- **TASK DESCRIPTION**:
Search the entries below. Return every line that has "decedent" in it.

* Begin RECORDS FOR THE EXERCISE *

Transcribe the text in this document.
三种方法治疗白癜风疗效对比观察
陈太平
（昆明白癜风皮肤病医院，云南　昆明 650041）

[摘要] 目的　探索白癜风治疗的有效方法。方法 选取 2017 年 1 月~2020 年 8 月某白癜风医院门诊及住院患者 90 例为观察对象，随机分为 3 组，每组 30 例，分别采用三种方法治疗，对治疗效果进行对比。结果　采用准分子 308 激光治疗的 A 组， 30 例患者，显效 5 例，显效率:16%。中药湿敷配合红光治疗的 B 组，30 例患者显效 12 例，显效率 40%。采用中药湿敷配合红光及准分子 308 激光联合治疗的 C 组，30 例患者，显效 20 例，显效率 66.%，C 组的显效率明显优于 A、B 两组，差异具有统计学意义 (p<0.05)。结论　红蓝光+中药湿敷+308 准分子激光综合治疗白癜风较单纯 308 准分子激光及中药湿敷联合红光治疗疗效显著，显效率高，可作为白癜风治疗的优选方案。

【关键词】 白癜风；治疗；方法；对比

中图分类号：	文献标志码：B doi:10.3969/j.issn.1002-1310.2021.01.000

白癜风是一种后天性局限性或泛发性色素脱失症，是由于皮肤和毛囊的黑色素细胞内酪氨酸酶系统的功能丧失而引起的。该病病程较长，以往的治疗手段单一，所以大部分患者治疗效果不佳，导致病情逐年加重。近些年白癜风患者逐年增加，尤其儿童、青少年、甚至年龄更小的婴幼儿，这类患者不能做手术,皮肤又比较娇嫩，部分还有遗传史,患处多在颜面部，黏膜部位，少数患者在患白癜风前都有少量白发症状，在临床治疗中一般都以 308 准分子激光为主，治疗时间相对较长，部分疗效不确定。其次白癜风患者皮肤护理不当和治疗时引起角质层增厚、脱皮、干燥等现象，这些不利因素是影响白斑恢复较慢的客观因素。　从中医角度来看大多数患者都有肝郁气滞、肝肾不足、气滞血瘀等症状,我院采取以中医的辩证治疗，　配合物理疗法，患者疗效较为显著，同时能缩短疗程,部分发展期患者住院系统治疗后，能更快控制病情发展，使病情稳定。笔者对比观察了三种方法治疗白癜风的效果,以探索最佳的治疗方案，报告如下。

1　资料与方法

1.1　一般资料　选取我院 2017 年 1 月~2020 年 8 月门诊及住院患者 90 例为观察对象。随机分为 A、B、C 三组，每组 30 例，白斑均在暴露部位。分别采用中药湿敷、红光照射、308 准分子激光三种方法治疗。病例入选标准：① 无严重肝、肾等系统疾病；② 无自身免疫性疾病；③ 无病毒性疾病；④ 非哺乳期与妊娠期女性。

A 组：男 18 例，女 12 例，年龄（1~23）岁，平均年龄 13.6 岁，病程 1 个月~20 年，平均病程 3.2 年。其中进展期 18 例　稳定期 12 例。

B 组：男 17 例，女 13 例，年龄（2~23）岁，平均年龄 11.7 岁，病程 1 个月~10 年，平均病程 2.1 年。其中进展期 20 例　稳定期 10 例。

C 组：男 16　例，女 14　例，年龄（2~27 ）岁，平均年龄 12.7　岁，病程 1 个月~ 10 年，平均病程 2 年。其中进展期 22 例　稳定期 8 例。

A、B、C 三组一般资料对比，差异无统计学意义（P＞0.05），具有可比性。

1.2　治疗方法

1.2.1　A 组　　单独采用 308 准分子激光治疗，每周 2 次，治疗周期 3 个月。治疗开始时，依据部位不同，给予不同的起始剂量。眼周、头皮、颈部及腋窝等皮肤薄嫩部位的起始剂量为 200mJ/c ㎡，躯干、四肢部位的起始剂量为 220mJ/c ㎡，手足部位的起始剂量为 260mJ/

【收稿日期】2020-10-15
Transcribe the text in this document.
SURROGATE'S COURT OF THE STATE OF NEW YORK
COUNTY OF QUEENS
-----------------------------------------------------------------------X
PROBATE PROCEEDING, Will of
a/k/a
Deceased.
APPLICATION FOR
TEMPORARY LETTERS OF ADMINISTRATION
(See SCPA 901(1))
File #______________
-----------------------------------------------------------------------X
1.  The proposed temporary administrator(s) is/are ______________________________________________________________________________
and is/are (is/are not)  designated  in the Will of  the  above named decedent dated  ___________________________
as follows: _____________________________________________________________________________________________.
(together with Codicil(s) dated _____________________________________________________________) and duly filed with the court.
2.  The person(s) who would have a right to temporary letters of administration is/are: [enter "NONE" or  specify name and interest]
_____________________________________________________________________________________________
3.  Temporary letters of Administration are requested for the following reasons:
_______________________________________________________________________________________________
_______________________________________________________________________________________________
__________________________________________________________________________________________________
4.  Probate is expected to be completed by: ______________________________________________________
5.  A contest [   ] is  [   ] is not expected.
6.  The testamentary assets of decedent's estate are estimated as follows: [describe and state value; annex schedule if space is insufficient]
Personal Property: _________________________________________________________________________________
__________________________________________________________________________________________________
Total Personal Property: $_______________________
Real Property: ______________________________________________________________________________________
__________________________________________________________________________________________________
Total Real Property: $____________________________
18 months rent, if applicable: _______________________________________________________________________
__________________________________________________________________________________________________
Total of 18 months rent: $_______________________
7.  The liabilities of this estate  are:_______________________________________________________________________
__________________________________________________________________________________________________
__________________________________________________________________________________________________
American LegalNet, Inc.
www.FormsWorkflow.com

* End RECORDS FOR THE EXERCISE *

- **TASK ANSWER**:
and is/are (is/are not)  designated  in the Will of  the  above named decedent dated  ___________________________
6.  The testamentary assets of decedent's estate are estimated as follows: [describe and state value; annex schedule if space is insufficient]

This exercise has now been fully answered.